- _TO BE DONE_
Select the lines of the records containing the word "return" and list them.

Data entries
+--

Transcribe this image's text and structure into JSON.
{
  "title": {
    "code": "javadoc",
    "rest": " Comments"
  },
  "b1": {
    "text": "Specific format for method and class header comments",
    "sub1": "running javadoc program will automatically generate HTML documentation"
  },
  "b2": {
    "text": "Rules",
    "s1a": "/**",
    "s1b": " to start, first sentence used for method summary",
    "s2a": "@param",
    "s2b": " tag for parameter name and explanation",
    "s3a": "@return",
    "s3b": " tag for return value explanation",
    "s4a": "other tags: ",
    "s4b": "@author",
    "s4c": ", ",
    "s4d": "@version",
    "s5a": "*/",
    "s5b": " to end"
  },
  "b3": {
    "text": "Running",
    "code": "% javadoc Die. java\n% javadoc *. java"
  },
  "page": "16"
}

+--

- _TASK SOLUTION_
    "s3a": "@return",
    "s3b": " tag for return value explanation",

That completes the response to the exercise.